__Tasks for this exercise__:
• A. List every kind of institution or organization that the distance-learning article names as interested in distance education.
• B. Transcribe the part of the distance-learning article starting with "3.  Many, perhaps" and going on through "only it could.)".

Currents: An E-Journal The Distance in Distance Learning
by John Slatin
The University of Texas at Austin

Currents in Electronic Literacy Spring 2000(3),
 <http://www.cwrl.utexas.edu/currents/spr00/slatin.html>


    The Appeal of Distance Education

  1. Faced with these challenges and with a projected shortfall of 2,000,000 teachers in the coming decade (Richard W. Riley, "Seventh Annual State of American Education Address." February 22, 2000, http://www.ed.gov/Speeches /02-2000/000222.html ), it is hardly surprising that distance education is all the rage. Two- and four-year colleges, research universities, public schools, government entities, and corporations are all interested, all spending time and money and intellectual and emotional energy designing and implementing techniques for using the Internet together with digitized traditional technologies to "deliver education" in situations where instructors and students are not physically present in the same location at the same time.
  2. Assumptions About Distance Education

  3.  Many, perhaps even most, of these distance education initiatives proceed from shared but usually tacit assumptions which in turn shape the design and implementation and, ultimately, the quality of the learning experience. The first of these assumptions is that the only difference between distance education and classroom-based education is in the "delivery platform." (Of course some would argue that the delivery system is everything; for them, Internet-based distance education can never be anything but an attenuated version of what can really only happen in a classroom, in a face-to-face interchange between teacher and students.  But here, too, the assumption is that distance education would reproduce classroom-based education if only it could.)
  4. The words information and instruction are often used interchangeably in talking about distance education, as in the slogans information anytime, anywhere and instruction anytime, anywhere. This way of speaking reveals a fundamental assumption: that making instruction available on a 24/7 basis can be accomplished by making information available on a 24/7 basis. To put it crudely, many people appear to believe that teaching is the same as publishing. The unexamined corollary is that learning is little more than access to information. Here, then, we have the basis for the equation of distributed information with distributed learning, as in the news clipping below, from the March 2, 2000 edition of Edupage: 

  5. NO MORE PENCILS, NO MORE BOOKS 
    Distributed learning is gaining momentum as companies find that today's atmosphere of fast-paced technological development requires constant internal training.  Corporate training programs enable employees to learn new applications and IT management lessons, as well as encourage workers to remain loyal to their employers.  Distributed learning has emerged as a useful method of corporate training because it is flexible--employees can take a lesson anytime, anywhere, using the Internet, a corporate intranet, or a CD-ROM.  The IT industry is particularly well suited to distributed learning, because constant education is needed to introduce workers to the latest technologies. Furthermore, training often gives rise to loyalty among workers, a necessity during the current shortage of IT professionals. "Particularly for technology employees, training is a huge and key retention factor," says TrainingNet's Dave Eagan.  "One thing they expect from an organization is not only the opportunity to learn by doing, but to expand their knowledge by training." (Industry Standard, 28 Feb 2000).

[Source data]
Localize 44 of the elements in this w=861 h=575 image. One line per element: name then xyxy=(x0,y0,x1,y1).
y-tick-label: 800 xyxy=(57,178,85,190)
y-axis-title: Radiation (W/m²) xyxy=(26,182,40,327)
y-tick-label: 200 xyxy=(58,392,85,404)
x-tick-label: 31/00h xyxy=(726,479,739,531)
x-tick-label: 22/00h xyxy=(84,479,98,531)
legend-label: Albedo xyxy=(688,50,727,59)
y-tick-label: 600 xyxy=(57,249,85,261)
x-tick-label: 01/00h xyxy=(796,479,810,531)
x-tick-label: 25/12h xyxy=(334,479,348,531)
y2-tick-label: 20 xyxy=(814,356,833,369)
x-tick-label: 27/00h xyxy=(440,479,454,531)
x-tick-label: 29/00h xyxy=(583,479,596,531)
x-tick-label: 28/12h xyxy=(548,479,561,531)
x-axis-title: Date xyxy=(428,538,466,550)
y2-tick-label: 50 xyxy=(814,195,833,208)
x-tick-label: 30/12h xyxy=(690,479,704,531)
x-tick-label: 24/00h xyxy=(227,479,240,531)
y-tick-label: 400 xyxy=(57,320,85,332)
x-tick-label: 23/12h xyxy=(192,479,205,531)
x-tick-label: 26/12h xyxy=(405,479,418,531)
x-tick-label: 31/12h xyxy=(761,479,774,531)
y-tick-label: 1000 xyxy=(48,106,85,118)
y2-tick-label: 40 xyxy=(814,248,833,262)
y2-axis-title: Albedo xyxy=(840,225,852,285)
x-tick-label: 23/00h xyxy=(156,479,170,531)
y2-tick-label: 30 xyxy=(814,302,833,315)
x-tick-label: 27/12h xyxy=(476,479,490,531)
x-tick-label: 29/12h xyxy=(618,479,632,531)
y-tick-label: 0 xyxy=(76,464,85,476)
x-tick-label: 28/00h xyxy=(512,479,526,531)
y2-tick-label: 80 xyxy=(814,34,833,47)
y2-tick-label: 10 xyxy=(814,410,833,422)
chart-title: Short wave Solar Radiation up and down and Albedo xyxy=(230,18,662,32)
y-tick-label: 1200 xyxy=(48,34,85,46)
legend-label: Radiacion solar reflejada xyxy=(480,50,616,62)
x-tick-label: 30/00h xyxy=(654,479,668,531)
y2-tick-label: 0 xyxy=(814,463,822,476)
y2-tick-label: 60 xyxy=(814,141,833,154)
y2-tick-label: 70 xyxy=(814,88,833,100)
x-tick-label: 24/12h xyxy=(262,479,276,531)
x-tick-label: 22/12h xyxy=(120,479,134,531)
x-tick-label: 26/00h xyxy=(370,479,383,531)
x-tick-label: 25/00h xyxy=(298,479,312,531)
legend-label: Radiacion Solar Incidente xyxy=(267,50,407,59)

__Exercise solutions__:
• A.
- Two-year colleges
- Four-year colleges
- Research universities
- Public schools
- Government entities
- Corporations

• B.
3.  Many, perhaps even most, of these distance education initiatives proceed from shared but usually tacit assumptions which in turn shape the design and implementation and, ultimately, the quality of the learning experience. The first of these assumptions is that the only difference between distance education and classroom-based education is in the "delivery platform." (Of course some would argue that the delivery system is everything; for them, Internet-based distance education can never be anything but an attenuated version of what can really only happen in a classroom, in a face-to-face interchange between teacher and students.  But here, too, the assumption is that distance education would reproduce classroom-based education if only it could.)